PROVIDED DATA:
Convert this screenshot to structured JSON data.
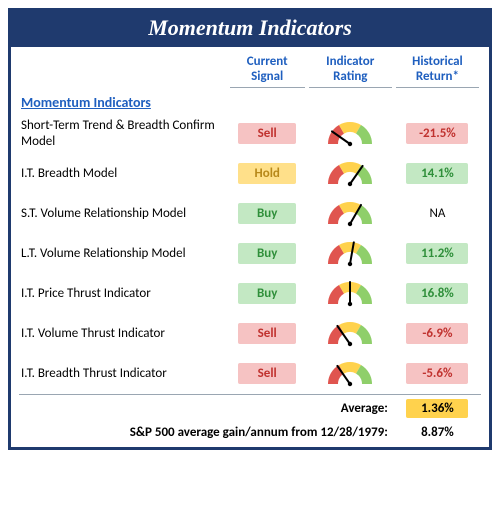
{
  "title": "Momentum Indicators",
  "columns": {
    "signal": "Current Signal",
    "rating": "Indicator Rating",
    "return": "Historical Return*"
  },
  "section_header": "Momentum Indicators",
  "signal_styles": {
    "Sell": {
      "bg": "#f6c3c3",
      "fg": "#c0322f"
    },
    "Hold": {
      "bg": "#ffe08a",
      "fg": "#b8891a"
    },
    "Buy": {
      "bg": "#c3e8c3",
      "fg": "#2f8f3a"
    }
  },
  "return_styles": {
    "neg": {
      "bg": "#f6c3c3",
      "fg": "#c0322f"
    },
    "pos": {
      "bg": "#c3e8c3",
      "fg": "#2f8f3a"
    },
    "na": {
      "bg": "transparent",
      "fg": "#000000"
    }
  },
  "gauge_colors": {
    "red": "#e0554f",
    "yellow": "#ffd24d",
    "green": "#8fcf6a",
    "needle": "#000000"
  },
  "rows": [
    {
      "name": "Short-Term Trend & Breadth Confirm Model",
      "signal": "Sell",
      "needle": -55,
      "return": "-21.5%",
      "ret_kind": "neg"
    },
    {
      "name": "I.T. Breadth Model",
      "signal": "Hold",
      "needle": 35,
      "return": "14.1%",
      "ret_kind": "pos"
    },
    {
      "name": "S.T. Volume Relationship Model",
      "signal": "Buy",
      "needle": 30,
      "return": "NA",
      "ret_kind": "na"
    },
    {
      "name": "L.T. Volume Relationship Model",
      "signal": "Buy",
      "needle": 10,
      "return": "11.2%",
      "ret_kind": "pos"
    },
    {
      "name": "I.T. Price Thrust Indicator",
      "signal": "Buy",
      "needle": 0,
      "return": "16.8%",
      "ret_kind": "pos"
    },
    {
      "name": "I.T. Volume Thrust Indicator",
      "signal": "Sell",
      "needle": -35,
      "return": "-6.9%",
      "ret_kind": "neg"
    },
    {
      "name": "I.T. Breadth Thrust Indicator",
      "signal": "Sell",
      "needle": -35,
      "return": "-5.6%",
      "ret_kind": "neg"
    }
  ],
  "footer": {
    "average_label": "Average:",
    "average_value": "1.36%",
    "sp_label": "S&P 500 average gain/annum from 12/28/1979:",
    "sp_value": "8.87%"
  }
}
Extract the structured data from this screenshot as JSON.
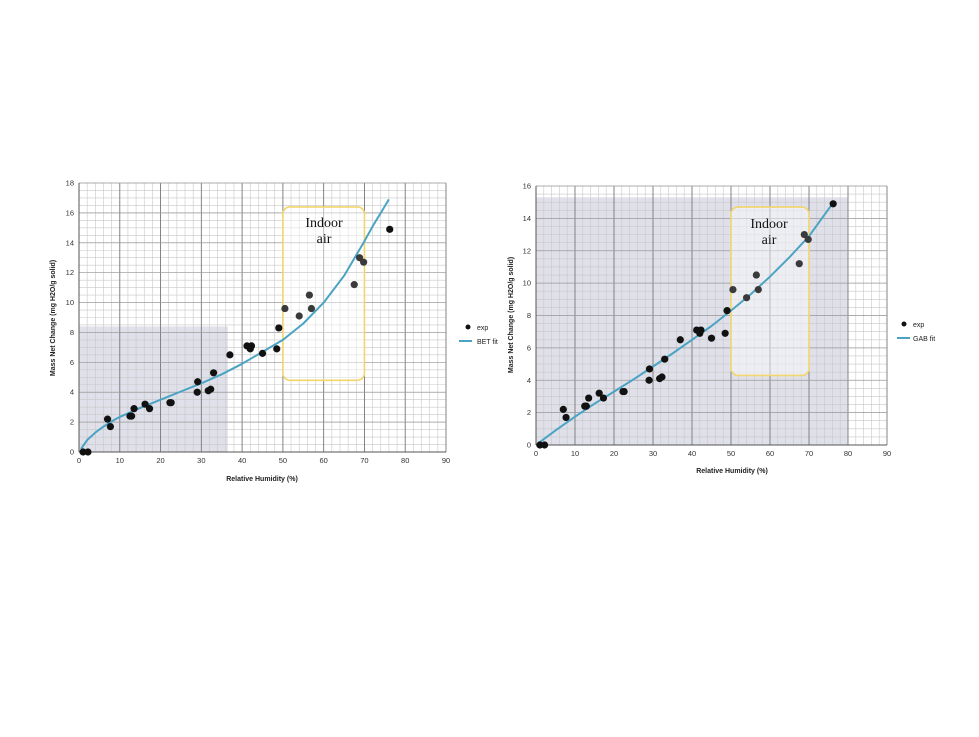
{
  "chart_data": [
    {
      "type": "scatter",
      "xlabel": "Relative Humidity (%)",
      "ylabel": "Mass Net Change (mg H2O/g solid)",
      "xlim": [
        0,
        90
      ],
      "ylim": [
        0,
        18
      ],
      "xticks": [
        0,
        10,
        20,
        30,
        40,
        50,
        60,
        70,
        80,
        90
      ],
      "yticks": [
        0,
        2,
        4,
        6,
        8,
        10,
        12,
        14,
        16,
        18
      ],
      "grid": true,
      "legend_position": "right",
      "shaded_region": {
        "x": [
          0,
          36.5
        ],
        "y": [
          0,
          8.4
        ]
      },
      "annotation_box": {
        "x": [
          50,
          70
        ],
        "y": [
          4.8,
          16.4
        ],
        "text_line1": "Indoor",
        "text_line2": "air"
      },
      "series": [
        {
          "name": "exp",
          "kind": "points",
          "x": [
            1,
            2.2,
            7,
            7.7,
            12.5,
            12.9,
            13.5,
            16.2,
            17.3,
            22.3,
            22.6,
            29,
            29.1,
            31.7,
            32.3,
            33,
            37,
            41.2,
            42,
            42.3,
            45,
            48.5,
            49,
            50.5,
            54,
            56.5,
            57,
            67.5,
            68.8,
            69.8,
            76.2
          ],
          "y": [
            0,
            0,
            2.2,
            1.7,
            2.4,
            2.4,
            2.9,
            3.2,
            2.9,
            3.3,
            3.3,
            4.0,
            4.7,
            4.1,
            4.2,
            5.3,
            6.5,
            7.1,
            6.9,
            7.1,
            6.6,
            6.9,
            8.3,
            9.6,
            9.1,
            10.5,
            9.6,
            11.2,
            13.0,
            12.7,
            14.9
          ]
        },
        {
          "name": "BET fit",
          "kind": "line",
          "x": [
            0.5,
            2,
            4,
            6,
            8,
            10,
            15,
            20,
            25,
            30,
            35,
            40,
            45,
            50,
            55,
            60,
            65,
            70,
            72,
            74,
            76
          ],
          "y": [
            0.2,
            0.8,
            1.3,
            1.7,
            2.05,
            2.35,
            2.95,
            3.5,
            4.05,
            4.6,
            5.2,
            5.9,
            6.7,
            7.5,
            8.6,
            10.0,
            11.8,
            14.1,
            15.1,
            16.0,
            16.9
          ]
        }
      ],
      "colors": {
        "points": "#111111",
        "fit": "#4ba3c3",
        "shade": "#d9dbe6",
        "box": "#f2d56b"
      }
    },
    {
      "type": "scatter",
      "xlabel": "Relative Humidity (%)",
      "ylabel": "Mass Net Change (mg H2O/g solid)",
      "xlim": [
        0,
        90
      ],
      "ylim": [
        0,
        16
      ],
      "xticks": [
        0,
        10,
        20,
        30,
        40,
        50,
        60,
        70,
        80,
        90
      ],
      "yticks": [
        0,
        2,
        4,
        6,
        8,
        10,
        12,
        14,
        16
      ],
      "grid": true,
      "legend_position": "right",
      "shaded_region": {
        "x": [
          0,
          80
        ],
        "y": [
          0,
          15.3
        ]
      },
      "annotation_box": {
        "x": [
          50,
          70
        ],
        "y": [
          4.3,
          14.7
        ],
        "text_line1": "Indoor",
        "text_line2": "air"
      },
      "series": [
        {
          "name": "exp",
          "kind": "points",
          "x": [
            1,
            2.2,
            7,
            7.7,
            12.5,
            12.9,
            13.5,
            16.2,
            17.3,
            22.3,
            22.6,
            29,
            29.1,
            31.7,
            32.3,
            33,
            37,
            41.2,
            42,
            42.3,
            45,
            48.5,
            49,
            50.5,
            54,
            56.5,
            57,
            67.5,
            68.8,
            69.8,
            76.2
          ],
          "y": [
            0,
            0,
            2.2,
            1.7,
            2.4,
            2.4,
            2.9,
            3.2,
            2.9,
            3.3,
            3.3,
            4.0,
            4.7,
            4.1,
            4.2,
            5.3,
            6.5,
            7.1,
            6.9,
            7.1,
            6.6,
            6.9,
            8.3,
            9.6,
            9.1,
            10.5,
            9.6,
            11.2,
            13.0,
            12.7,
            14.9
          ]
        },
        {
          "name": "GAB fit",
          "kind": "line",
          "x": [
            0.5,
            5,
            10,
            15,
            20,
            25,
            30,
            35,
            40,
            45,
            50,
            55,
            60,
            65,
            70,
            76
          ],
          "y": [
            0.1,
            0.9,
            1.75,
            2.55,
            3.3,
            4.05,
            4.85,
            5.65,
            6.5,
            7.35,
            8.3,
            9.3,
            10.4,
            11.6,
            12.9,
            14.9
          ]
        }
      ],
      "colors": {
        "points": "#111111",
        "fit": "#4ba3c3",
        "shade": "#d9dbe6",
        "box": "#f2d56b"
      }
    }
  ]
}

YOUR TASK: Set down all the data again exactly as above, pictures excluded.

TASK RESULT:
Convert this screenshot to structured JSON data.
{
  "title": "Momentum Indicators",
  "columns": {
    "signal": "Current Signal",
    "rating": "Indicator Rating",
    "return": "Historical Return*"
  },
  "section_header": "Momentum Indicators",
  "signal_styles": {
    "Sell": {
      "bg": "#f6c3c3",
      "fg": "#c0322f"
    },
    "Hold": {
      "bg": "#ffe08a",
      "fg": "#b8891a"
    },
    "Buy": {
      "bg": "#c3e8c3",
      "fg": "#2f8f3a"
    }
  },
  "return_styles": {
    "neg": {
      "bg": "#f6c3c3",
      "fg": "#c0322f"
    },
    "pos": {
      "bg": "#c3e8c3",
      "fg": "#2f8f3a"
    },
    "na": {
      "bg": "transparent",
      "fg": "#000000"
    }
  },
  "gauge_colors": {
    "red": "#e0554f",
    "yellow": "#ffd24d",
    "green": "#8fcf6a",
    "needle": "#000000"
  },
  "rows": [
    {
      "name": "Short-Term Trend & Breadth Confirm Model",
      "signal": "Sell",
      "needle": -55,
      "return": "-21.5%",
      "ret_kind": "neg"
    },
    {
      "name": "I.T. Breadth Model",
      "signal": "Hold",
      "needle": 35,
      "return": "14.1%",
      "ret_kind": "pos"
    },
    {
      "name": "S.T. Volume Relationship Model",
      "signal": "Buy",
      "needle": 30,
      "return": "NA",
      "ret_kind": "na"
    },
    {
      "name": "L.T. Volume Relationship Model",
      "signal": "Buy",
      "needle": 10,
      "return": "11.2%",
      "ret_kind": "pos"
    },
    {
      "name": "I.T. Price Thrust Indicator",
      "signal": "Buy",
      "needle": 0,
      "return": "16.8%",
      "ret_kind": "pos"
    },
    {
      "name": "I.T. Volume Thrust Indicator",
      "signal": "Sell",
      "needle": -35,
      "return": "-6.9%",
      "ret_kind": "neg"
    },
    {
      "name": "I.T. Breadth Thrust Indicator",
      "signal": "Sell",
      "needle": -35,
      "return": "-5.6%",
      "ret_kind": "neg"
    }
  ],
  "footer": {
    "average_label": "Average:",
    "average_value": "1.36%",
    "sp_label": "S&P 500 average gain/annum from 12/28/1979:",
    "sp_value": "8.87%"
  }
}
Extract the structured data from this screenshot as JSON.
{
  "chart_data": [
    {
      "type": "scatter",
      "xlabel": "Relative Humidity (%)",
      "ylabel": "Mass Net Change (mg H2O/g solid)",
      "xlim": [
        0,
        90
      ],
      "ylim": [
        0,
        18
      ],
      "xticks": [
        0,
        10,
        20,
        30,
        40,
        50,
        60,
        70,
        80,
        90
      ],
      "yticks": [
        0,
        2,
        4,
        6,
        8,
        10,
        12,
        14,
        16,
        18
      ],
      "grid": true,
      "legend_position": "right",
      "shaded_region": {
        "x": [
          0,
          36.5
        ],
        "y": [
          0,
          8.4
        ]
      },
      "annotation_box": {
        "x": [
          50,
          70
        ],
        "y": [
          4.8,
          16.4
        ],
        "text_line1": "Indoor",
        "text_line2": "air"
      },
      "series": [
        {
          "name": "exp",
          "kind": "points",
          "x": [
            1,
            2.2,
            7,
            7.7,
            12.5,
            12.9,
            13.5,
            16.2,
            17.3,
            22.3,
            22.6,
            29,
            29.1,
            31.7,
            32.3,
            33,
            37,
            41.2,
            42,
            42.3,
            45,
            48.5,
            49,
            50.5,
            54,
            56.5,
            57,
            67.5,
            68.8,
            69.8,
            76.2
          ],
          "y": [
            0,
            0,
            2.2,
            1.7,
            2.4,
            2.4,
            2.9,
            3.2,
            2.9,
            3.3,
            3.3,
            4.0,
            4.7,
            4.1,
            4.2,
            5.3,
            6.5,
            7.1,
            6.9,
            7.1,
            6.6,
            6.9,
            8.3,
            9.6,
            9.1,
            10.5,
            9.6,
            11.2,
            13.0,
            12.7,
            14.9
          ]
        },
        {
          "name": "BET fit",
          "kind": "line",
          "x": [
            0.5,
            2,
            4,
            6,
            8,
            10,
            15,
            20,
            25,
            30,
            35,
            40,
            45,
            50,
            55,
            60,
            65,
            70,
            72,
            74,
            76
          ],
          "y": [
            0.2,
            0.8,
            1.3,
            1.7,
            2.05,
            2.35,
            2.95,
            3.5,
            4.05,
            4.6,
            5.2,
            5.9,
            6.7,
            7.5,
            8.6,
            10.0,
            11.8,
            14.1,
            15.1,
            16.0,
            16.9
          ]
        }
      ],
      "colors": {
        "points": "#111111",
        "fit": "#4ba3c3",
        "shade": "#d9dbe6",
        "box": "#f2d56b"
      }
    },
    {
      "type": "scatter",
      "xlabel": "Relative Humidity (%)",
      "ylabel": "Mass Net Change (mg H2O/g solid)",
      "xlim": [
        0,
        90
      ],
      "ylim": [
        0,
        16
      ],
      "xticks": [
        0,
        10,
        20,
        30,
        40,
        50,
        60,
        70,
        80,
        90
      ],
      "yticks": [
        0,
        2,
        4,
        6,
        8,
        10,
        12,
        14,
        16
      ],
      "grid": true,
      "legend_position": "right",
      "shaded_region": {
        "x": [
          0,
          80
        ],
        "y": [
          0,
          15.3
        ]
      },
      "annotation_box": {
        "x": [
          50,
          70
        ],
        "y": [
          4.3,
          14.7
        ],
        "text_line1": "Indoor",
        "text_line2": "air"
      },
      "series": [
        {
          "name": "exp",
          "kind": "points",
          "x": [
            1,
            2.2,
            7,
            7.7,
            12.5,
            12.9,
            13.5,
            16.2,
            17.3,
            22.3,
            22.6,
            29,
            29.1,
            31.7,
            32.3,
            33,
            37,
            41.2,
            42,
            42.3,
            45,
            48.5,
            49,
            50.5,
            54,
            56.5,
            57,
            67.5,
            68.8,
            69.8,
            76.2
          ],
          "y": [
            0,
            0,
            2.2,
            1.7,
            2.4,
            2.4,
            2.9,
            3.2,
            2.9,
            3.3,
            3.3,
            4.0,
            4.7,
            4.1,
            4.2,
            5.3,
            6.5,
            7.1,
            6.9,
            7.1,
            6.6,
            6.9,
            8.3,
            9.6,
            9.1,
            10.5,
            9.6,
            11.2,
            13.0,
            12.7,
            14.9
          ]
        },
        {
          "name": "GAB fit",
          "kind": "line",
          "x": [
            0.5,
            5,
            10,
            15,
            20,
            25,
            30,
            35,
            40,
            45,
            50,
            55,
            60,
            65,
            70,
            76
          ],
          "y": [
            0.1,
            0.9,
            1.75,
            2.55,
            3.3,
            4.05,
            4.85,
            5.65,
            6.5,
            7.35,
            8.3,
            9.3,
            10.4,
            11.6,
            12.9,
            14.9
          ]
        }
      ],
      "colors": {
        "points": "#111111",
        "fit": "#4ba3c3",
        "shade": "#d9dbe6",
        "box": "#f2d56b"
      }
    }
  ]
}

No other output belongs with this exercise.